**Data listing:**

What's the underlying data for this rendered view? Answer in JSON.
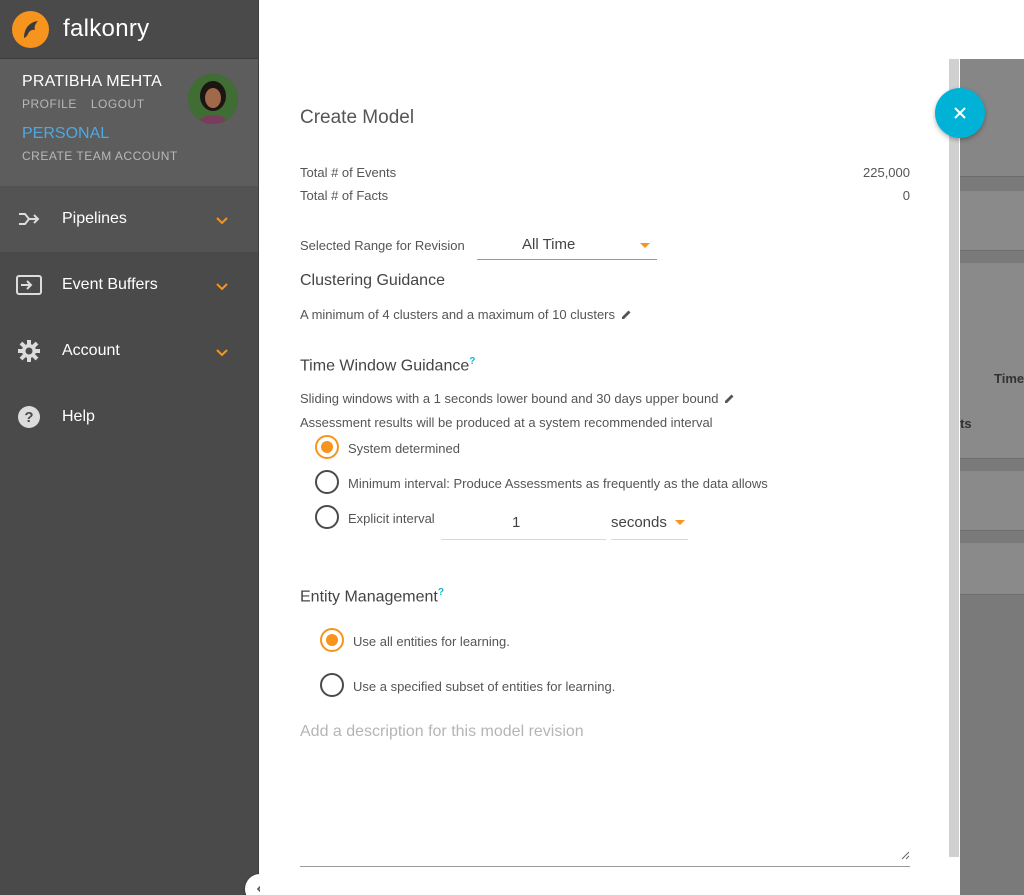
{
  "brand": {
    "name": "falkonry"
  },
  "user": {
    "name": "PRATIBHA MEHTA",
    "profile_link": "PROFILE",
    "logout_link": "LOGOUT",
    "account_type": "PERSONAL",
    "create_team": "CREATE TEAM ACCOUNT"
  },
  "nav": {
    "items": [
      {
        "label": "Pipelines",
        "icon": "pipeline-icon"
      },
      {
        "label": "Event Buffers",
        "icon": "input-icon"
      },
      {
        "label": "Account",
        "icon": "gear-icon"
      },
      {
        "label": "Help",
        "icon": "help-icon"
      }
    ]
  },
  "background": {
    "col_label": "Time",
    "row_label": "ts"
  },
  "modal": {
    "title": "Create Model",
    "stats": [
      {
        "label": "Total # of Events",
        "value": "225,000"
      },
      {
        "label": "Total # of Facts",
        "value": "0"
      }
    ],
    "range_label": "Selected Range for Revision",
    "range_value": "All Time",
    "clustering": {
      "heading": "Clustering Guidance",
      "text": "A minimum of 4 clusters and a maximum of 10 clusters"
    },
    "time_window": {
      "heading": "Time Window Guidance",
      "help_mark": "?",
      "text": "Sliding windows with a 1 seconds lower bound and 30 days upper bound",
      "assessment_text": "Assessment results will be produced at a system recommended interval",
      "options": [
        {
          "label": "System determined",
          "selected": true
        },
        {
          "label": "Minimum interval: Produce Assessments as frequently as the data allows",
          "selected": false
        },
        {
          "label": "Explicit interval",
          "selected": false
        }
      ],
      "interval_value": "1",
      "interval_unit": "seconds"
    },
    "entity": {
      "heading": "Entity Management",
      "help_mark": "?",
      "options": [
        {
          "label": "Use all entities for learning.",
          "selected": true
        },
        {
          "label": "Use a specified subset of entities for learning.",
          "selected": false
        }
      ]
    },
    "description_placeholder": "Add a description for this model revision"
  },
  "colors": {
    "accent": "#f7941d",
    "fab": "#00b2d6",
    "link": "#4fa8e0",
    "sidebar": "#4a4a4a"
  }
}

**Given request:** Count the lines of the listing above that include the word "icon" and state the total with nothing else.

**Output:** 4